Aim of the exercise: Write out each record again exactly as it stands.

Materials provided:
┄┄┄┄┄┄
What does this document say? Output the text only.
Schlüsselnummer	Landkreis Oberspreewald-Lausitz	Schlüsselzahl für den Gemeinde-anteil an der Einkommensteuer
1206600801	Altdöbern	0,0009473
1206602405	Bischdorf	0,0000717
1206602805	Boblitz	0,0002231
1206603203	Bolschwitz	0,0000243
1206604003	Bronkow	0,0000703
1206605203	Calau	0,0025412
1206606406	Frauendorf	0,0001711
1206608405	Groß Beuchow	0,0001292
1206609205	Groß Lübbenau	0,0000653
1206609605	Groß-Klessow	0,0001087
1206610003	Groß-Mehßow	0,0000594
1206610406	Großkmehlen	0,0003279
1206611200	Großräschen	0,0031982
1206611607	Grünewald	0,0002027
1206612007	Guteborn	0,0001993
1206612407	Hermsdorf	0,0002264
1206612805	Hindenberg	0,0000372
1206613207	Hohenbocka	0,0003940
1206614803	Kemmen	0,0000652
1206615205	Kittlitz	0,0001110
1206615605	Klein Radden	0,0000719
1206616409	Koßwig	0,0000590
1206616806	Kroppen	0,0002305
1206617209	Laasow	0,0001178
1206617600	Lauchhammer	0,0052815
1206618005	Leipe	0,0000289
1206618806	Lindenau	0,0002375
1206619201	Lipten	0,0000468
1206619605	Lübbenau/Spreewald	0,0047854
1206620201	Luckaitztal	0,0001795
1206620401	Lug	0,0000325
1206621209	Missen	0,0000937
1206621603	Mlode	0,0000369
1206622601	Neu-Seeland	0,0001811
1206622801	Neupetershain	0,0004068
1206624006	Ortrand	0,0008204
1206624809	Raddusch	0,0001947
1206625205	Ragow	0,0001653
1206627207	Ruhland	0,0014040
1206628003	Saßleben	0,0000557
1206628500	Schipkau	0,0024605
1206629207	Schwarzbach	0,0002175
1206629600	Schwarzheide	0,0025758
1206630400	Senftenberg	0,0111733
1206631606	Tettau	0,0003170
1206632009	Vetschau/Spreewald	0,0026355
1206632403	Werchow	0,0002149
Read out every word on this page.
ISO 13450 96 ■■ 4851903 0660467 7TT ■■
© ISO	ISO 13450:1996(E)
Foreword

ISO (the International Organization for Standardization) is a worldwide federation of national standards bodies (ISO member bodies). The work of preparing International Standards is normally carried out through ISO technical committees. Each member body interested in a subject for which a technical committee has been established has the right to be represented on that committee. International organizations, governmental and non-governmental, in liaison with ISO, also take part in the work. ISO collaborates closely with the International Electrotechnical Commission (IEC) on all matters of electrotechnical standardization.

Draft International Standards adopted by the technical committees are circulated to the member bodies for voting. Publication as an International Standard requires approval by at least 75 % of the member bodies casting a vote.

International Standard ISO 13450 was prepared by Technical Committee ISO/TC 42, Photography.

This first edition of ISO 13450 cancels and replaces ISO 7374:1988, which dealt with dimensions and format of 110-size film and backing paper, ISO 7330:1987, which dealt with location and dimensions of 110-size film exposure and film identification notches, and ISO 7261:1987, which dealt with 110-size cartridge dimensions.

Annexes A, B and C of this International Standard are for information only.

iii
┄┄┄┄┄┄
Reply to the task:
What does this document say? Output the text only.
Schlüsselnummer	Landkreis Oberspreewald-Lausitz	Schlüsselzahl für den Gemeinde-anteil an der Einkommensteuer
1206600801	Altdöbern	0,0009473
1206602405	Bischdorf	0,0000717
1206602805	Boblitz	0,0002231
1206603203	Bolschwitz	0,0000243
1206604003	Bronkow	0,0000703
1206605203	Calau	0,0025412
1206606406	Frauendorf	0,0001711
1206608405	Groß Beuchow	0,0001292
1206609205	Groß Lübbenau	0,0000653
1206609605	Groß-Klessow	0,0001087
1206610003	Groß-Mehßow	0,0000594
1206610406	Großkmehlen	0,0003279
1206611200	Großräschen	0,0031982
1206611607	Grünewald	0,0002027
1206612007	Guteborn	0,0001993
1206612407	Hermsdorf	0,0002264
1206612805	Hindenberg	0,0000372
1206613207	Hohenbocka	0,0003940
1206614803	Kemmen	0,0000652
1206615205	Kittlitz	0,0001110
1206615605	Klein Radden	0,0000719
1206616409	Koßwig	0,0000590
1206616806	Kroppen	0,0002305
1206617209	Laasow	0,0001178
1206617600	Lauchhammer	0,0052815
1206618005	Leipe	0,0000289
1206618806	Lindenau	0,0002375
1206619201	Lipten	0,0000468
1206619605	Lübbenau/Spreewald	0,0047854
1206620201	Luckaitztal	0,0001795
1206620401	Lug	0,0000325
1206621209	Missen	0,0000937
1206621603	Mlode	0,0000369
1206622601	Neu-Seeland	0,0001811
1206622801	Neupetershain	0,0004068
1206624006	Ortrand	0,0008204
1206624809	Raddusch	0,0001947
1206625205	Ragow	0,0001653
1206627207	Ruhland	0,0014040
1206628003	Saßleben	0,0000557
1206628500	Schipkau	0,0024605
1206629207	Schwarzbach	0,0002175
1206629600	Schwarzheide	0,0025758
1206630400	Senftenberg	0,0111733
1206631606	Tettau	0,0003170
1206632009	Vetschau/Spreewald	0,0026355
1206632403	Werchow	0,0002149
Read out every word on this page.
ISO 13450 96 ■■ 4851903 0660467 7TT ■■
© ISO	ISO 13450:1996(E)
Foreword

ISO (the International Organization for Standardization) is a worldwide federation of national standards bodies (ISO member bodies). The work of preparing International Standards is normally carried out through ISO technical committees. Each member body interested in a subject for which a technical committee has been established has the right to be represented on that committee. International organizations, governmental and non-governmental, in liaison with ISO, also take part in the work. ISO collaborates closely with the International Electrotechnical Commission (IEC) on all matters of electrotechnical standardization.

Draft International Standards adopted by the technical committees are circulated to the member bodies for voting. Publication as an International Standard requires approval by at least 75 % of the member bodies casting a vote.

International Standard ISO 13450 was prepared by Technical Committee ISO/TC 42, Photography.

This first edition of ISO 13450 cancels and replaces ISO 7374:1988, which dealt with dimensions and format of 110-size film and backing paper, ISO 7330:1987, which dealt with location and dimensions of 110-size film exposure and film identification notches, and ISO 7261:1987, which dealt with 110-size cartridge dimensions.

Annexes A, B and C of this International Standard are for information only.

iii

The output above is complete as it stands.